Drop all images and give the records again exactly.

##### Entries supplied

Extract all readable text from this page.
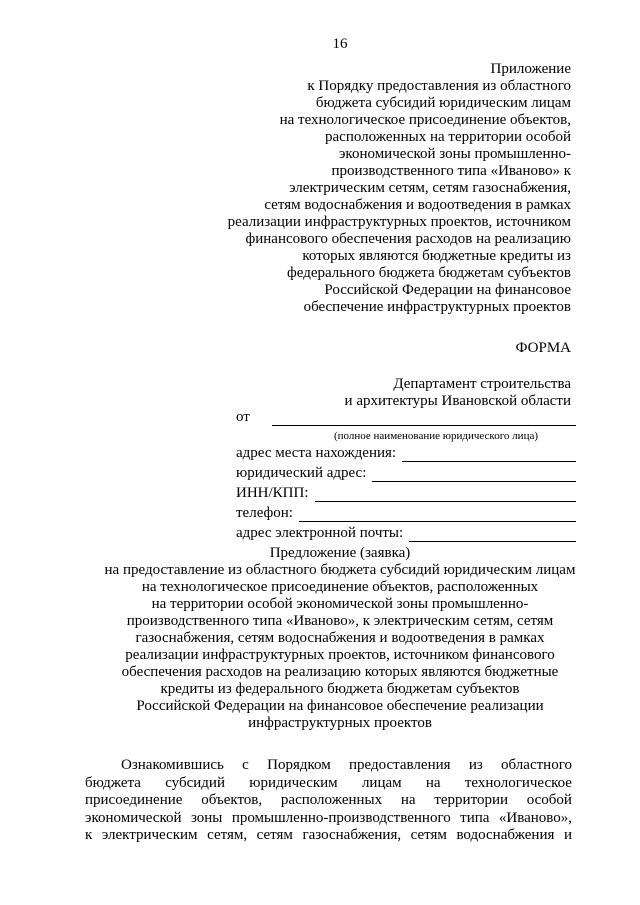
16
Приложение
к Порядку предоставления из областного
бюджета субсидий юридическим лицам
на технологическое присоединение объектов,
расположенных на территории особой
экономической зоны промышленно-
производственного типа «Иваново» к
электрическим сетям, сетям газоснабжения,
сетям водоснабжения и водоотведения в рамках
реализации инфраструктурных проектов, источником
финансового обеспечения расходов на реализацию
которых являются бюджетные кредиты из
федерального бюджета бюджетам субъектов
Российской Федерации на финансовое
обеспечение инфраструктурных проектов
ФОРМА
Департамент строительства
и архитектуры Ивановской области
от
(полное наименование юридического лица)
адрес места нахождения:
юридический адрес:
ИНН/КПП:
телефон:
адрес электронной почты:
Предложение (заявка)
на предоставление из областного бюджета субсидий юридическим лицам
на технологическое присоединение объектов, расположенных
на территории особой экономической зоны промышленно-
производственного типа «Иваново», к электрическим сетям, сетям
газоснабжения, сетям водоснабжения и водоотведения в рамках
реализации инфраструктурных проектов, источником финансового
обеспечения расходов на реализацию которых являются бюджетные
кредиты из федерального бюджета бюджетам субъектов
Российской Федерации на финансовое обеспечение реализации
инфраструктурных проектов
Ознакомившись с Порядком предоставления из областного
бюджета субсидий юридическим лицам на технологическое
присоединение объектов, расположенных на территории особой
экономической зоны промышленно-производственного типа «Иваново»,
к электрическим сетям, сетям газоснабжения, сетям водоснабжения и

##########

- [Answer for this exercise]:
Extract all readable text from this page.
16
Приложение
к Порядку предоставления из областного
бюджета субсидий юридическим лицам
на технологическое присоединение объектов,
расположенных на территории особой
экономической зоны промышленно-
производственного типа «Иваново» к
электрическим сетям, сетям газоснабжения,
сетям водоснабжения и водоотведения в рамках
реализации инфраструктурных проектов, источником
финансового обеспечения расходов на реализацию
которых являются бюджетные кредиты из
федерального бюджета бюджетам субъектов
Российской Федерации на финансовое
обеспечение инфраструктурных проектов
ФОРМА
Департамент строительства
и архитектуры Ивановской области
от
(полное наименование юридического лица)
адрес места нахождения:
юридический адрес:
ИНН/КПП:
телефон:
адрес электронной почты:
Предложение (заявка)
на предоставление из областного бюджета субсидий юридическим лицам
на технологическое присоединение объектов, расположенных
на территории особой экономической зоны промышленно-
производственного типа «Иваново», к электрическим сетям, сетям
газоснабжения, сетям водоснабжения и водоотведения в рамках
реализации инфраструктурных проектов, источником финансового
обеспечения расходов на реализацию которых являются бюджетные
кредиты из федерального бюджета бюджетам субъектов
Российской Федерации на финансовое обеспечение реализации
инфраструктурных проектов
Ознакомившись с Порядком предоставления из областного
бюджета субсидий юридическим лицам на технологическое
присоединение объектов, расположенных на территории особой
экономической зоны промышленно-производственного типа «Иваново»,
к электрическим сетям, сетям газоснабжения, сетям водоснабжения и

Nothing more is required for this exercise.